# Challenge:
Please retype the records below exactly, leaving out any pictures.

************

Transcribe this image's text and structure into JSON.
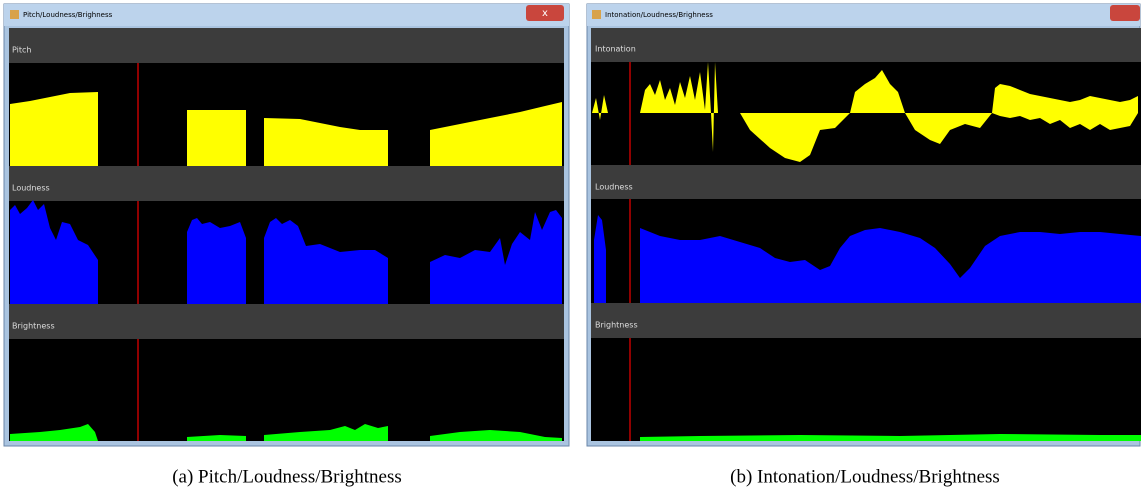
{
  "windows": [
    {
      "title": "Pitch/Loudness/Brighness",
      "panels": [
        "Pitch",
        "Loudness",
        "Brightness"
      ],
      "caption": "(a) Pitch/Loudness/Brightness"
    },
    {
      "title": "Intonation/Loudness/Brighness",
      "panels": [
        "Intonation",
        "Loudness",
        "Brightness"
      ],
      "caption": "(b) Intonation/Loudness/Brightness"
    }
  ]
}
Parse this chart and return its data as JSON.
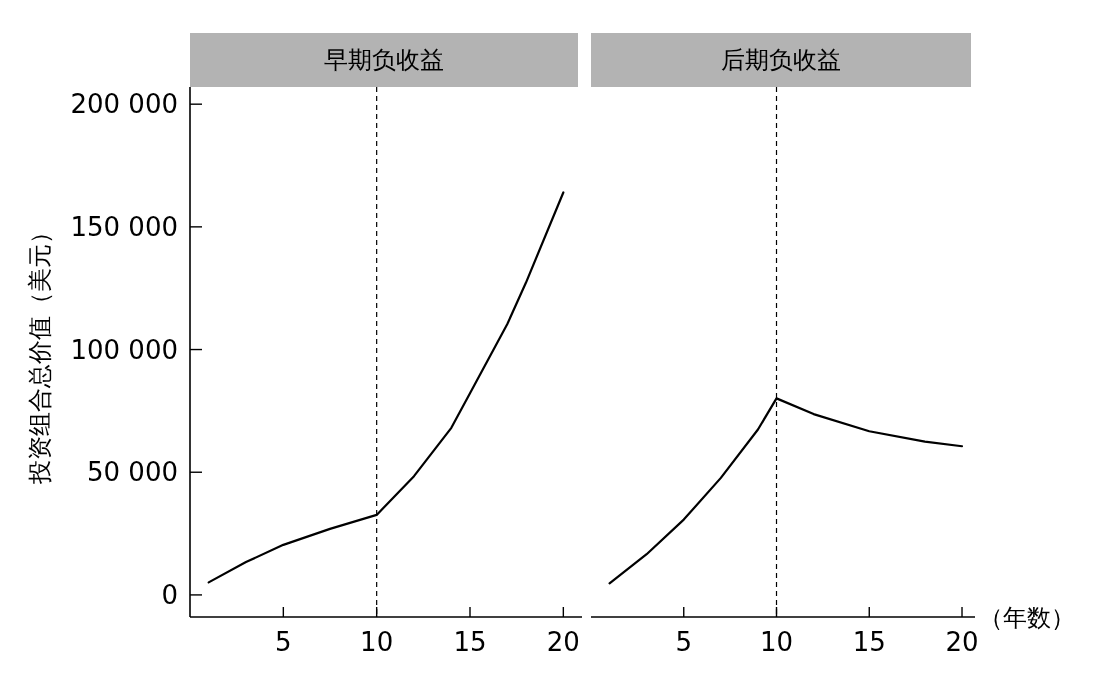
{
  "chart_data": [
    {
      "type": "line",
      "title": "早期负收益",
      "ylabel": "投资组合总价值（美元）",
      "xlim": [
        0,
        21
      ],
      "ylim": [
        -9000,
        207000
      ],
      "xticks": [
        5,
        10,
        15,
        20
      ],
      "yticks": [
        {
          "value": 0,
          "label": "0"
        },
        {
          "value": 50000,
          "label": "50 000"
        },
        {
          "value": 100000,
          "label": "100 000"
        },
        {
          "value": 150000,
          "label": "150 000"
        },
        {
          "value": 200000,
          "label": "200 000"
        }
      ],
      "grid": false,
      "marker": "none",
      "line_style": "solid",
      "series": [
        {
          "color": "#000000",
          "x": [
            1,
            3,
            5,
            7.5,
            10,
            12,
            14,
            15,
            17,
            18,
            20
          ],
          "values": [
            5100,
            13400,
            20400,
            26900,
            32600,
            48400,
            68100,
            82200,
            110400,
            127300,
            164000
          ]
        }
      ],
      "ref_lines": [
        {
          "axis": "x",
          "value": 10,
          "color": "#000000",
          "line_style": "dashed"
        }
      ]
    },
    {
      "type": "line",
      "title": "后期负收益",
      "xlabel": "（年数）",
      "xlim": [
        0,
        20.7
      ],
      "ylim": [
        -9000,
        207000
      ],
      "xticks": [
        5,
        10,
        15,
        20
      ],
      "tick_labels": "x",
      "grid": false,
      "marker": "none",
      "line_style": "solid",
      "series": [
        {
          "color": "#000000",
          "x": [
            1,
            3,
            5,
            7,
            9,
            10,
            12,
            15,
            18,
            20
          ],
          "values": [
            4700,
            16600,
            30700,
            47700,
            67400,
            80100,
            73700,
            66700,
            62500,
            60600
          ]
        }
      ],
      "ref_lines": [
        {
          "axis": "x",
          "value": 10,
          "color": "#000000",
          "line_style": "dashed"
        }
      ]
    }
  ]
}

************

# Response below:
Transcribe this image's text and structure into JSON.
{
  "windows": [
    {
      "title": "Pitch/Loudness/Brighness",
      "panels": [
        "Pitch",
        "Loudness",
        "Brightness"
      ],
      "caption": "(a) Pitch/Loudness/Brightness"
    },
    {
      "title": "Intonation/Loudness/Brighness",
      "panels": [
        "Intonation",
        "Loudness",
        "Brightness"
      ],
      "caption": "(b) Intonation/Loudness/Brightness"
    }
  ]
}
Parse this chart and return its data as JSON.
{
  "chart_data": [
    {
      "type": "line",
      "title": "早期负收益",
      "ylabel": "投资组合总价值（美元）",
      "xlim": [
        0,
        21
      ],
      "ylim": [
        -9000,
        207000
      ],
      "xticks": [
        5,
        10,
        15,
        20
      ],
      "yticks": [
        {
          "value": 0,
          "label": "0"
        },
        {
          "value": 50000,
          "label": "50 000"
        },
        {
          "value": 100000,
          "label": "100 000"
        },
        {
          "value": 150000,
          "label": "150 000"
        },
        {
          "value": 200000,
          "label": "200 000"
        }
      ],
      "grid": false,
      "marker": "none",
      "line_style": "solid",
      "series": [
        {
          "color": "#000000",
          "x": [
            1,
            3,
            5,
            7.5,
            10,
            12,
            14,
            15,
            17,
            18,
            20
          ],
          "values": [
            5100,
            13400,
            20400,
            26900,
            32600,
            48400,
            68100,
            82200,
            110400,
            127300,
            164000
          ]
        }
      ],
      "ref_lines": [
        {
          "axis": "x",
          "value": 10,
          "color": "#000000",
          "line_style": "dashed"
        }
      ]
    },
    {
      "type": "line",
      "title": "后期负收益",
      "xlabel": "（年数）",
      "xlim": [
        0,
        20.7
      ],
      "ylim": [
        -9000,
        207000
      ],
      "xticks": [
        5,
        10,
        15,
        20
      ],
      "tick_labels": "x",
      "grid": false,
      "marker": "none",
      "line_style": "solid",
      "series": [
        {
          "color": "#000000",
          "x": [
            1,
            3,
            5,
            7,
            9,
            10,
            12,
            15,
            18,
            20
          ],
          "values": [
            4700,
            16600,
            30700,
            47700,
            67400,
            80100,
            73700,
            66700,
            62500,
            60600
          ]
        }
      ],
      "ref_lines": [
        {
          "axis": "x",
          "value": 10,
          "color": "#000000",
          "line_style": "dashed"
        }
      ]
    }
  ]
}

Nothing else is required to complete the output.